Aim of the task>
According to the course syllabus excerpt, what is the Week 3 deliverable?

Extract>
Evaluation and safety report

Test cases, failure documentation, cost analysis, prompt-injection review, and responsible-use considerations.

30%

Final project review

Live demo, code quality, architecture explanation, operational readiness, and reflection on limitations.

Syllabus

14 weeks of visible build evidence.

Each week pairs technical concepts with a concrete artifact, so students can see their progress and explain what they have learned.

Week 1

What is an AI System

Students learn to treat AI as one component inside a larger software system: user interface, API boundary, model provider, data layer, monitoring, security, and evaluation.

In class
Map a real AI product into frontend, backend, provider, storage, and risk surfaces.
Deliverable
Account setup, starter repo, and a one-page architecture sketch for the first app.
Week 3

Context Engineering

Students design prompts as software interfaces, with explicit roles, constraints, examples, token budgets, and structured outputs that downstream code can parse safely.

In class
Compare vague prompts against schema-driven prompts and measure reliability differences.
Deliverable
A prompt contract that returns validated JSON for a real application workflow.

Document understanding data:
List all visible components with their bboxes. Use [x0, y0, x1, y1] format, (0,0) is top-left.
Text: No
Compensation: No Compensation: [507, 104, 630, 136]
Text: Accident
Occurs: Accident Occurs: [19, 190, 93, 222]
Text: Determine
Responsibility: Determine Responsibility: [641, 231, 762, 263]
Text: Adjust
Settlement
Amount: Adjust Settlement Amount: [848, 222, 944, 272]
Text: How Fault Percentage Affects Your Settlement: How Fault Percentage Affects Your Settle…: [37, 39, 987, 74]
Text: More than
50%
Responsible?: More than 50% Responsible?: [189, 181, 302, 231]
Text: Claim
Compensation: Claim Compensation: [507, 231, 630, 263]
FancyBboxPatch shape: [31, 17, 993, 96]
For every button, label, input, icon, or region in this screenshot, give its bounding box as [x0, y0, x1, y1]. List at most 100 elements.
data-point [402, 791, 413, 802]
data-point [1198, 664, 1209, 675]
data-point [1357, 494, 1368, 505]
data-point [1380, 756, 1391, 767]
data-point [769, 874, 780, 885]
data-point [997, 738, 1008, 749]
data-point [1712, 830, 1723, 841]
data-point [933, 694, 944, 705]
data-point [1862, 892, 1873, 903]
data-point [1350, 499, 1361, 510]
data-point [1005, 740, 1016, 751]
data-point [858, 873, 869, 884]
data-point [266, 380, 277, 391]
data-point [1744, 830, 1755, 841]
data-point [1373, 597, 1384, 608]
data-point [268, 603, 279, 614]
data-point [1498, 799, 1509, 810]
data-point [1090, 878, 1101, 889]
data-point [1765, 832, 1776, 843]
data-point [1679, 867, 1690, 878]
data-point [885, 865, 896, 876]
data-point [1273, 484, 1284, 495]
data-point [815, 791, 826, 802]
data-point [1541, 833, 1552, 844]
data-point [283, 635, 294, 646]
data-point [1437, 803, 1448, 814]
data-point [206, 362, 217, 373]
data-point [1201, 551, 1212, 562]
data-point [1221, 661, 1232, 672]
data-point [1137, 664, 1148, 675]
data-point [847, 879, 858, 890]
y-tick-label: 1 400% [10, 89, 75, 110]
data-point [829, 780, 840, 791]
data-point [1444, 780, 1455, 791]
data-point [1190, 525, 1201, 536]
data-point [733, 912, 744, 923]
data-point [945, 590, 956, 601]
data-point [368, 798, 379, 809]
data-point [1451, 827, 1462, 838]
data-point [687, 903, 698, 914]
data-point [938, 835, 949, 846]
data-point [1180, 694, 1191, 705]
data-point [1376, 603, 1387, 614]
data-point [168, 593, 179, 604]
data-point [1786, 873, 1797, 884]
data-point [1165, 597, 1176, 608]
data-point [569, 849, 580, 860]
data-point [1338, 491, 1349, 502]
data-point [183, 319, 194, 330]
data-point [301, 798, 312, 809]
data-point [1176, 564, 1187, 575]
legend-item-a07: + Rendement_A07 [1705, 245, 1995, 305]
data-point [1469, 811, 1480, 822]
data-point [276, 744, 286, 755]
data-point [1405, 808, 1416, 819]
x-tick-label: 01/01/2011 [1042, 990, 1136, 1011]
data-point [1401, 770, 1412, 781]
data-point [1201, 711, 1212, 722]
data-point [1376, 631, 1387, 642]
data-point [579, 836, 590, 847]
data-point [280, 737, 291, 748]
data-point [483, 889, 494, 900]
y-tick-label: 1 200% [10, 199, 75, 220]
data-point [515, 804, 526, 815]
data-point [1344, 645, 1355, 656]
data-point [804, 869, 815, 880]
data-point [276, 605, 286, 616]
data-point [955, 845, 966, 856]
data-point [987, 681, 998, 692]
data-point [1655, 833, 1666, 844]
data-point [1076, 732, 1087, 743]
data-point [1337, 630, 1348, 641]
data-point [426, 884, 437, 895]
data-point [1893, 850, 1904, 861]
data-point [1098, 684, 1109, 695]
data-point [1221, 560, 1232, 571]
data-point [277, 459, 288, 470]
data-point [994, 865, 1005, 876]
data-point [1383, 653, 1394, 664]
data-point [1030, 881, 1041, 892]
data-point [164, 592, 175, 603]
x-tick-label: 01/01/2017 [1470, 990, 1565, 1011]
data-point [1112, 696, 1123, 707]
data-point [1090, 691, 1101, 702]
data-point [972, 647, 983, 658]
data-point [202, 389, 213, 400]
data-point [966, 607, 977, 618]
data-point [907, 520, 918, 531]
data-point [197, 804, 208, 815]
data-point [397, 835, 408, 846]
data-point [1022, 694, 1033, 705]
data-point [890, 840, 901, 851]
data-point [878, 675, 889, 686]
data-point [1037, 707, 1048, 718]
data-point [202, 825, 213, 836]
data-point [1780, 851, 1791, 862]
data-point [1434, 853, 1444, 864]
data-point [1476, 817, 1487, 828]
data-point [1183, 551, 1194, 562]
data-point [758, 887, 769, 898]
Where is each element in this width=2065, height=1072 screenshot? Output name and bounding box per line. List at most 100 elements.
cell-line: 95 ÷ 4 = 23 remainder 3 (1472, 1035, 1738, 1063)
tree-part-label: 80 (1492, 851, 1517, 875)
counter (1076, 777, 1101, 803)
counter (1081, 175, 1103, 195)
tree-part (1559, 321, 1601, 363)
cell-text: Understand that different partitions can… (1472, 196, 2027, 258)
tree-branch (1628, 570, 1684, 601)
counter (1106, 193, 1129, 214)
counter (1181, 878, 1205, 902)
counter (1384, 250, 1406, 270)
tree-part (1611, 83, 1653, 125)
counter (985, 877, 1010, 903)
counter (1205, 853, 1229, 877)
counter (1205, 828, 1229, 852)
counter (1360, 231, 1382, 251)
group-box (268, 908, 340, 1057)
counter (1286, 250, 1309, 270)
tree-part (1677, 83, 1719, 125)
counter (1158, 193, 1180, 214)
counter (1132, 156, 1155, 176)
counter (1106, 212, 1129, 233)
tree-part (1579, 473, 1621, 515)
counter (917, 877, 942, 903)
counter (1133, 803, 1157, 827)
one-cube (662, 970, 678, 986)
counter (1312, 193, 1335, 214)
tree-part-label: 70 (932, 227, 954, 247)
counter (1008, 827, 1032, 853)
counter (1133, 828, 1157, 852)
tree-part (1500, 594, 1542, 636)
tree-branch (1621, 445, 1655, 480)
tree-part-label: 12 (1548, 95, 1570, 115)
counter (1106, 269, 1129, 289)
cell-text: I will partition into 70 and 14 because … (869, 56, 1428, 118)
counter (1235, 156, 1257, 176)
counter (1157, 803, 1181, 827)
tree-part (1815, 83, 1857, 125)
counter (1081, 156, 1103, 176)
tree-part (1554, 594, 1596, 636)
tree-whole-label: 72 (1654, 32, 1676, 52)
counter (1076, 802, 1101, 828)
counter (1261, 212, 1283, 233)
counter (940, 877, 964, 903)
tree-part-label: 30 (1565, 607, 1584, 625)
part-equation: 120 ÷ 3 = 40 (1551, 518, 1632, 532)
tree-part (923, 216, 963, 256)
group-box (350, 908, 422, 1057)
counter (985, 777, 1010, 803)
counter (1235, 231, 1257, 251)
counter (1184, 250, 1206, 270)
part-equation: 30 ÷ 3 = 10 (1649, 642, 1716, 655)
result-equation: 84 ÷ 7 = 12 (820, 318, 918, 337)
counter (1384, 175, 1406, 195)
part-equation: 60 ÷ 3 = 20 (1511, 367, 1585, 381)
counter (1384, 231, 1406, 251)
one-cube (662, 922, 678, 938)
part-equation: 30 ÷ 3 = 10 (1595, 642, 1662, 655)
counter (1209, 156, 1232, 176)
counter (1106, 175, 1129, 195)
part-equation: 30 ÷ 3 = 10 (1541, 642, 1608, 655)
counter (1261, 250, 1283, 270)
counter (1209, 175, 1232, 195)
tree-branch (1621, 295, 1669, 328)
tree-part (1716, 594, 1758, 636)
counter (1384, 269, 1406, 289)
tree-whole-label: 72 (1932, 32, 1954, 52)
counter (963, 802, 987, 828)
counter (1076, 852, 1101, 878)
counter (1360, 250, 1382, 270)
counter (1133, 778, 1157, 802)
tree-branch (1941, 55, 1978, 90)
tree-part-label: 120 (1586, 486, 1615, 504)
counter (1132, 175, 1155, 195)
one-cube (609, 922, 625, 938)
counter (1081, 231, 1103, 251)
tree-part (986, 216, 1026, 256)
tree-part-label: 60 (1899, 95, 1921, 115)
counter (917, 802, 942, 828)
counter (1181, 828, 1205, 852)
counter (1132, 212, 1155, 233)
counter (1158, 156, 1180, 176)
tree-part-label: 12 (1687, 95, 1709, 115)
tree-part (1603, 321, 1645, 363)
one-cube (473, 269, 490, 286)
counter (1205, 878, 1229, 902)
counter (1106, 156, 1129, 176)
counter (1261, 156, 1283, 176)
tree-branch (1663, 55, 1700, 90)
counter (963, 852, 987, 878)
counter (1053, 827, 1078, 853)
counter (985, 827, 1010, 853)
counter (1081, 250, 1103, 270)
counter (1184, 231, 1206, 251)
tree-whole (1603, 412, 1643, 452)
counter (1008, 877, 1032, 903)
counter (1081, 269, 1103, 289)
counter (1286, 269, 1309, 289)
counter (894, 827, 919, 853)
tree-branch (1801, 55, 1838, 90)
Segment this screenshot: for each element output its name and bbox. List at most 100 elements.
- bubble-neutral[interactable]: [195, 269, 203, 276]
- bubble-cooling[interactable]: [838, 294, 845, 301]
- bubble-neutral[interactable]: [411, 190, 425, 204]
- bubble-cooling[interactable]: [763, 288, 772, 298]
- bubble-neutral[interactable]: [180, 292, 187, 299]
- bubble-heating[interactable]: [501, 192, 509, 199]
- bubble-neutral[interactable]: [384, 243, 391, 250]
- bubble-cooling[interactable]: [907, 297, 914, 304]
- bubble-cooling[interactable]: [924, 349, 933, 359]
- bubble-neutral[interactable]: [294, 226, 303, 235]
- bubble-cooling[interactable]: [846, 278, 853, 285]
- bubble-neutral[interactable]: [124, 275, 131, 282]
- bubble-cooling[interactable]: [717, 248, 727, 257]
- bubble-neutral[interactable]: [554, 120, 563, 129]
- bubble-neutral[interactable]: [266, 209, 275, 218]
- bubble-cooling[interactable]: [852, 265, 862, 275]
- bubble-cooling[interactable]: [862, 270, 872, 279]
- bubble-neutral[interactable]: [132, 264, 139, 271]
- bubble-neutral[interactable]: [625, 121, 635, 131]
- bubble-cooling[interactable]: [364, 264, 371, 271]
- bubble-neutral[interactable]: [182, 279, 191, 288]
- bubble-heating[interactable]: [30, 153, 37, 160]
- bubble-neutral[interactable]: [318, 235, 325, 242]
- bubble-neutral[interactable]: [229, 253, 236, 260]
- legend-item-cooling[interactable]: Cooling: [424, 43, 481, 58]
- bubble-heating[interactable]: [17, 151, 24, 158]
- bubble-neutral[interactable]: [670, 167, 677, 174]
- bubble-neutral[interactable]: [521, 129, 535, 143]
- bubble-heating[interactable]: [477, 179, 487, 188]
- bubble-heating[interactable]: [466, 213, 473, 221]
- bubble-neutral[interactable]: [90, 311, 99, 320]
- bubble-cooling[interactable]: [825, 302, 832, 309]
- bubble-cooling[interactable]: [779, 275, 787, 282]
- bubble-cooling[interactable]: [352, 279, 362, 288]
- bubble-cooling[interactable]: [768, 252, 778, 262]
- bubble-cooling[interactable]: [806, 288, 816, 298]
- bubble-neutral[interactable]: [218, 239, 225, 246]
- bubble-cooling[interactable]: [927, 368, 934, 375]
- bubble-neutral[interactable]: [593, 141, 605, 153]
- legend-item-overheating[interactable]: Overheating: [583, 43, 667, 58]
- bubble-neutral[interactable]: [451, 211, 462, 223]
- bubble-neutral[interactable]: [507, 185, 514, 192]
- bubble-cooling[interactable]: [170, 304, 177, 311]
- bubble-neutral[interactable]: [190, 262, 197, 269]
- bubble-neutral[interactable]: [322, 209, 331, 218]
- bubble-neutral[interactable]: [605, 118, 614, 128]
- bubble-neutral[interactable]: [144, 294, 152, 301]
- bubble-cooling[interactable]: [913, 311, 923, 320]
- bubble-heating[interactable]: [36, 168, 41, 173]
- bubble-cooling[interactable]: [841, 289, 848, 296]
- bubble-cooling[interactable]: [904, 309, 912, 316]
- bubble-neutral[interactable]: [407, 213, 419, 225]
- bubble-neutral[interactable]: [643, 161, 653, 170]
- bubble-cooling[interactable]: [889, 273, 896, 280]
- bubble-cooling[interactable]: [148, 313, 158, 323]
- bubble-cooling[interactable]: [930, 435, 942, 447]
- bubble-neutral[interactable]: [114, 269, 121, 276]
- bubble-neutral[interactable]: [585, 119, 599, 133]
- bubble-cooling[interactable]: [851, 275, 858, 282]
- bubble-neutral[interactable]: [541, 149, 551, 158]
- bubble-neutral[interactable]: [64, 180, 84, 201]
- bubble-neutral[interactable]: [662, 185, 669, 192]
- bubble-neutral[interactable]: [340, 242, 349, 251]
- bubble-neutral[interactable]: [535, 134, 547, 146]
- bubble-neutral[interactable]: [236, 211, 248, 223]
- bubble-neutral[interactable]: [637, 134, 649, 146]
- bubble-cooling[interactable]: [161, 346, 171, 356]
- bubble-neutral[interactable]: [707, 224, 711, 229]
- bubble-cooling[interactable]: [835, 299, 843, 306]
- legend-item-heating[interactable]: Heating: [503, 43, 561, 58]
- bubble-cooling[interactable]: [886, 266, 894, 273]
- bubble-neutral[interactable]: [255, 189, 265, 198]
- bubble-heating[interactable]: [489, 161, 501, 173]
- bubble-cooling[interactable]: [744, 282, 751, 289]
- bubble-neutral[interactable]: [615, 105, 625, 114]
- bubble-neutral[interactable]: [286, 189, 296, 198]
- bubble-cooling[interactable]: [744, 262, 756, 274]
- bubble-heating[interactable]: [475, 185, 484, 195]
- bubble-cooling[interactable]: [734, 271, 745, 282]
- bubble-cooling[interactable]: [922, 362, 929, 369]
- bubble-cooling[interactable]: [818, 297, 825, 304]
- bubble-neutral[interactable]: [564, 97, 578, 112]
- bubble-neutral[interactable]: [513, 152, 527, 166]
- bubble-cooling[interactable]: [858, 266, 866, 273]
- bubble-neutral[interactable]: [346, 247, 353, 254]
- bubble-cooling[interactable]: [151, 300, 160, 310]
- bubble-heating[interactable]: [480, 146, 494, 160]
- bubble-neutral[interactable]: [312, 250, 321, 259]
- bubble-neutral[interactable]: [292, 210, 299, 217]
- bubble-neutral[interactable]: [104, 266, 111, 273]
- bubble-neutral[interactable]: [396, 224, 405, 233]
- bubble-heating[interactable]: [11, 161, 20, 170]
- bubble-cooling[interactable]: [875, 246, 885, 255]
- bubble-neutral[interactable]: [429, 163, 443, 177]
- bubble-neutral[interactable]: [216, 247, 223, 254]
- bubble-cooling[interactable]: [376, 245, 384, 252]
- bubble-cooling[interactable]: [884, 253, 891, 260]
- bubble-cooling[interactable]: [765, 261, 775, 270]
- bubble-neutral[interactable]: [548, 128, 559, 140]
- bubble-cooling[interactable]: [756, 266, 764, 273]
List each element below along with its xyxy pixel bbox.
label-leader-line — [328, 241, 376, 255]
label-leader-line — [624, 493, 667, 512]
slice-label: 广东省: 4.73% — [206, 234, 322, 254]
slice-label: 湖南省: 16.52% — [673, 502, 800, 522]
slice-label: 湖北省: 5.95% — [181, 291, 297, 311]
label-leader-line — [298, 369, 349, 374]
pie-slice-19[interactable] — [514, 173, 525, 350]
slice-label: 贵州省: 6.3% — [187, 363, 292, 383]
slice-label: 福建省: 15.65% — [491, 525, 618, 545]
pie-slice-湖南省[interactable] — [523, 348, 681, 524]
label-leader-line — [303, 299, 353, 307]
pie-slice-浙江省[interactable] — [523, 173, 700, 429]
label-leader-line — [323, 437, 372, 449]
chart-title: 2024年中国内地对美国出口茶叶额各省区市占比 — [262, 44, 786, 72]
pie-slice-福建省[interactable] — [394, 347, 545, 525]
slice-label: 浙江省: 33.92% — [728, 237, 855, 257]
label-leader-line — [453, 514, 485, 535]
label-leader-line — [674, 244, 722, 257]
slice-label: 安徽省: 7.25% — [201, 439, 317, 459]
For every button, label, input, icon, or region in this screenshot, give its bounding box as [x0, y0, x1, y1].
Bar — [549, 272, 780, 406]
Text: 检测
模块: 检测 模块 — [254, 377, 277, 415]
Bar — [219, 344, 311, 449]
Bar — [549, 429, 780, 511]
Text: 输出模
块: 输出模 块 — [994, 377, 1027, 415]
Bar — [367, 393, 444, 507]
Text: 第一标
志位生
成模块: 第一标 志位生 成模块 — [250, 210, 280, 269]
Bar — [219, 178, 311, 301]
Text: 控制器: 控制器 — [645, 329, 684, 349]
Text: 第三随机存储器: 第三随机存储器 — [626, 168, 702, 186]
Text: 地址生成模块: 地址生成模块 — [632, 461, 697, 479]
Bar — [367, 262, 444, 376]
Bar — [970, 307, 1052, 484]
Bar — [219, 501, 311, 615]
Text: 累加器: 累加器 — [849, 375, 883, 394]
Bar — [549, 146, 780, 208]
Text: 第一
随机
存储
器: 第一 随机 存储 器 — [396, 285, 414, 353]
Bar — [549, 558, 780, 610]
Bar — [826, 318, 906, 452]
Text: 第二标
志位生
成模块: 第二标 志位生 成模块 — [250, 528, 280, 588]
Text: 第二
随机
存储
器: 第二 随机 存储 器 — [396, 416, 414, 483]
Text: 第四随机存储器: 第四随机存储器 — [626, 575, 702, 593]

Response to the exercise>
A prompt contract that returns validated JSON for a real application workflow.